(Dataset rows)
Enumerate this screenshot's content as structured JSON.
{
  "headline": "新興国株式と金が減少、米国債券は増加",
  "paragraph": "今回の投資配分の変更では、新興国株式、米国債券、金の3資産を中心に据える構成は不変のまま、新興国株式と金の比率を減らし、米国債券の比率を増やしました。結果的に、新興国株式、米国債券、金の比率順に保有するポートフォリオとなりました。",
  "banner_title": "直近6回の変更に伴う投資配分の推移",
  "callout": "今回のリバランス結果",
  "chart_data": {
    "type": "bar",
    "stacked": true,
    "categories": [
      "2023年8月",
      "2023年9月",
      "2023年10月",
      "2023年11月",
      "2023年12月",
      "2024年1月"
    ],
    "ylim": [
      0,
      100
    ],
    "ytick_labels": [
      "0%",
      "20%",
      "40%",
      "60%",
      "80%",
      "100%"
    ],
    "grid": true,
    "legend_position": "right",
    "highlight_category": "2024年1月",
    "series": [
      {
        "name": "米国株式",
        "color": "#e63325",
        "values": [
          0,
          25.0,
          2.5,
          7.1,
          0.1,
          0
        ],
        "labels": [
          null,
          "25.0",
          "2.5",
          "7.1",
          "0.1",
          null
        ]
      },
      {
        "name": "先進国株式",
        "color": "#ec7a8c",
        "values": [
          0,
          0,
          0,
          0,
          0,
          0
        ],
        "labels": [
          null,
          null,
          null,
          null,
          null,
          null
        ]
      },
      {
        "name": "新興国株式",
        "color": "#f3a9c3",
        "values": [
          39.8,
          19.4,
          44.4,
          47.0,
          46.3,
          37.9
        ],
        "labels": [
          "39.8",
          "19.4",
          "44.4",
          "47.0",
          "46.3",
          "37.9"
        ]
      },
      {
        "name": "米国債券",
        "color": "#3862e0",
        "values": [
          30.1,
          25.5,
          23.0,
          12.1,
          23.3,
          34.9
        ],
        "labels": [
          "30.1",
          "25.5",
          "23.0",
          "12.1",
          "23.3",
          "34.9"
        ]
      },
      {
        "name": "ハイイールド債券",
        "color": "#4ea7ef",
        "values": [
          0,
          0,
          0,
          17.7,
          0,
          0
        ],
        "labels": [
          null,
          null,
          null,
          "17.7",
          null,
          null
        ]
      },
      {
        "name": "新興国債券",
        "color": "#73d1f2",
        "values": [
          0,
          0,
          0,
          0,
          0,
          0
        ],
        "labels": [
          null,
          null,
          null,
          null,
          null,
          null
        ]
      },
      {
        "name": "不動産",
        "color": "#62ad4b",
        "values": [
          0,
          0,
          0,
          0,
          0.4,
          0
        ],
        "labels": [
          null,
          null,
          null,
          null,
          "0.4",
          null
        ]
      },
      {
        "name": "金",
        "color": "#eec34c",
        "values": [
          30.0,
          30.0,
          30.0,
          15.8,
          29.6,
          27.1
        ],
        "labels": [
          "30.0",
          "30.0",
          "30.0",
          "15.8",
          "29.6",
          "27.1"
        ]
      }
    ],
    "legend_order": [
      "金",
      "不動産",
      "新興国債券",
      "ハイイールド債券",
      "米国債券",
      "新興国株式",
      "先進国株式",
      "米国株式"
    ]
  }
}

▶ **Stated goal**: Print the listing above in full, exactly as it is.

▶ **The reply**:
Enumerate this screenshot's content as structured JSON.
{
  "headline": "新興国株式と金が減少、米国債券は増加",
  "paragraph": "今回の投資配分の変更では、新興国株式、米国債券、金の3資産を中心に据える構成は不変のまま、新興国株式と金の比率を減らし、米国債券の比率を増やしました。結果的に、新興国株式、米国債券、金の比率順に保有するポートフォリオとなりました。",
  "banner_title": "直近6回の変更に伴う投資配分の推移",
  "callout": "今回のリバランス結果",
  "chart_data": {
    "type": "bar",
    "stacked": true,
    "categories": [
      "2023年8月",
      "2023年9月",
      "2023年10月",
      "2023年11月",
      "2023年12月",
      "2024年1月"
    ],
    "ylim": [
      0,
      100
    ],
    "ytick_labels": [
      "0%",
      "20%",
      "40%",
      "60%",
      "80%",
      "100%"
    ],
    "grid": true,
    "legend_position": "right",
    "highlight_category": "2024年1月",
    "series": [
      {
        "name": "米国株式",
        "color": "#e63325",
        "values": [
          0,
          25.0,
          2.5,
          7.1,
          0.1,
          0
        ],
        "labels": [
          null,
          "25.0",
          "2.5",
          "7.1",
          "0.1",
          null
        ]
      },
      {
        "name": "先進国株式",
        "color": "#ec7a8c",
        "values": [
          0,
          0,
          0,
          0,
          0,
          0
        ],
        "labels": [
          null,
          null,
          null,
          null,
          null,
          null
        ]
      },
      {
        "name": "新興国株式",
        "color": "#f3a9c3",
        "values": [
          39.8,
          19.4,
          44.4,
          47.0,
          46.3,
          37.9
        ],
        "labels": [
          "39.8",
          "19.4",
          "44.4",
          "47.0",
          "46.3",
          "37.9"
        ]
      },
      {
        "name": "米国債券",
        "color": "#3862e0",
        "values": [
          30.1,
          25.5,
          23.0,
          12.1,
          23.3,
          34.9
        ],
        "labels": [
          "30.1",
          "25.5",
          "23.0",
          "12.1",
          "23.3",
          "34.9"
        ]
      },
      {
        "name": "ハイイールド債券",
        "color": "#4ea7ef",
        "values": [
          0,
          0,
          0,
          17.7,
          0,
          0
        ],
        "labels": [
          null,
          null,
          null,
          "17.7",
          null,
          null
        ]
      },
      {
        "name": "新興国債券",
        "color": "#73d1f2",
        "values": [
          0,
          0,
          0,
          0,
          0,
          0
        ],
        "labels": [
          null,
          null,
          null,
          null,
          null,
          null
        ]
      },
      {
        "name": "不動産",
        "color": "#62ad4b",
        "values": [
          0,
          0,
          0,
          0,
          0.4,
          0
        ],
        "labels": [
          null,
          null,
          null,
          null,
          "0.4",
          null
        ]
      },
      {
        "name": "金",
        "color": "#eec34c",
        "values": [
          30.0,
          30.0,
          30.0,
          15.8,
          29.6,
          27.1
        ],
        "labels": [
          "30.0",
          "30.0",
          "30.0",
          "15.8",
          "29.6",
          "27.1"
        ]
      }
    ],
    "legend_order": [
      "金",
      "不動産",
      "新興国債券",
      "ハイイールド債券",
      "米国債券",
      "新興国株式",
      "先進国株式",
      "米国株式"
    ]
  }
}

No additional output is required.